## DIRECTIONS
Your task is to transcribe all of the data below exactly, omitting the images.

-- start MATERIAL PROVIDED --

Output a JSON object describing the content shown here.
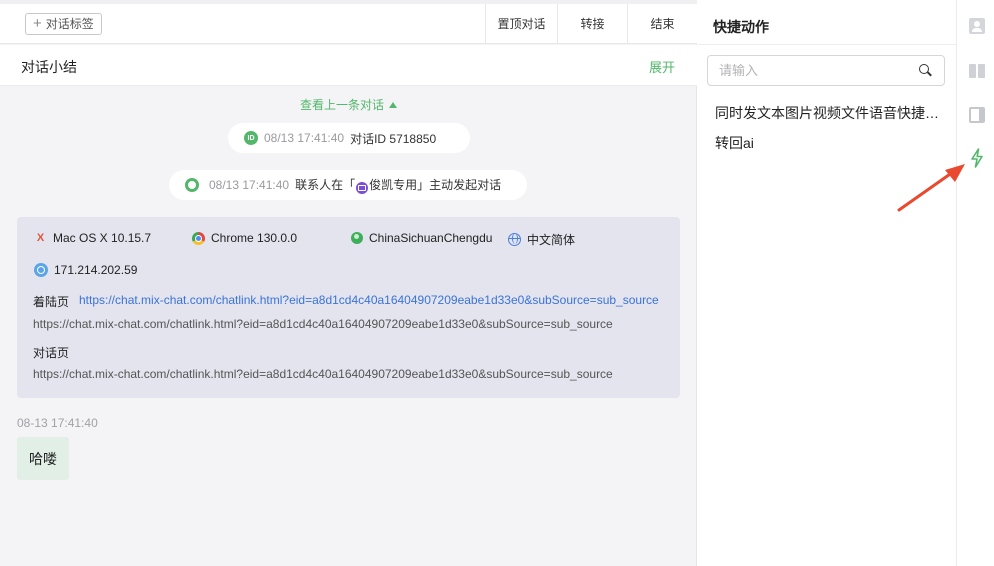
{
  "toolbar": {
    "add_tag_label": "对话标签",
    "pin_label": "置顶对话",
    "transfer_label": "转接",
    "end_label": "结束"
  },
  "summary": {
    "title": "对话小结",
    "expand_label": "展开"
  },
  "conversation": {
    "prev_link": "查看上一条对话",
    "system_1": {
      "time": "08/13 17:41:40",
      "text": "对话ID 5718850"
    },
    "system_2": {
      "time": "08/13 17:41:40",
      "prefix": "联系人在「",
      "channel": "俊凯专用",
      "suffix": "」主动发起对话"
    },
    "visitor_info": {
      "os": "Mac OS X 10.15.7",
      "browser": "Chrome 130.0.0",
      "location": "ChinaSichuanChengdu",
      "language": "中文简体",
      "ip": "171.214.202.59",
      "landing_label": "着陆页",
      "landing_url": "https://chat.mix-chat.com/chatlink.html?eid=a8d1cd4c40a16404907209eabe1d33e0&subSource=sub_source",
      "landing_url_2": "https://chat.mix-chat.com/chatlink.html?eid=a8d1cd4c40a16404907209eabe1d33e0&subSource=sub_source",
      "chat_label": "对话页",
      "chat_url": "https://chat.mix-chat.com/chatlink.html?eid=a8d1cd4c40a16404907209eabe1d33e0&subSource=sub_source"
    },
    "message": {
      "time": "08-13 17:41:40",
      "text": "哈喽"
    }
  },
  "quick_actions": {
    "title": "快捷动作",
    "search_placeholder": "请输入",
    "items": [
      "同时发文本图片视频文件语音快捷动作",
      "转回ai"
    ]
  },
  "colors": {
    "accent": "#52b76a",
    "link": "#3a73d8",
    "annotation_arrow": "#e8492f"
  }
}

-- end MATERIAL PROVIDED --

## FINAL ANSWER
Output a JSON object describing the content shown here.
{
  "toolbar": {
    "add_tag_label": "对话标签",
    "pin_label": "置顶对话",
    "transfer_label": "转接",
    "end_label": "结束"
  },
  "summary": {
    "title": "对话小结",
    "expand_label": "展开"
  },
  "conversation": {
    "prev_link": "查看上一条对话",
    "system_1": {
      "time": "08/13 17:41:40",
      "text": "对话ID 5718850"
    },
    "system_2": {
      "time": "08/13 17:41:40",
      "prefix": "联系人在「",
      "channel": "俊凯专用",
      "suffix": "」主动发起对话"
    },
    "visitor_info": {
      "os": "Mac OS X 10.15.7",
      "browser": "Chrome 130.0.0",
      "location": "ChinaSichuanChengdu",
      "language": "中文简体",
      "ip": "171.214.202.59",
      "landing_label": "着陆页",
      "landing_url": "https://chat.mix-chat.com/chatlink.html?eid=a8d1cd4c40a16404907209eabe1d33e0&subSource=sub_source",
      "landing_url_2": "https://chat.mix-chat.com/chatlink.html?eid=a8d1cd4c40a16404907209eabe1d33e0&subSource=sub_source",
      "chat_label": "对话页",
      "chat_url": "https://chat.mix-chat.com/chatlink.html?eid=a8d1cd4c40a16404907209eabe1d33e0&subSource=sub_source"
    },
    "message": {
      "time": "08-13 17:41:40",
      "text": "哈喽"
    }
  },
  "quick_actions": {
    "title": "快捷动作",
    "search_placeholder": "请输入",
    "items": [
      "同时发文本图片视频文件语音快捷动作",
      "转回ai"
    ]
  },
  "colors": {
    "accent": "#52b76a",
    "link": "#3a73d8",
    "annotation_arrow": "#e8492f"
  }
}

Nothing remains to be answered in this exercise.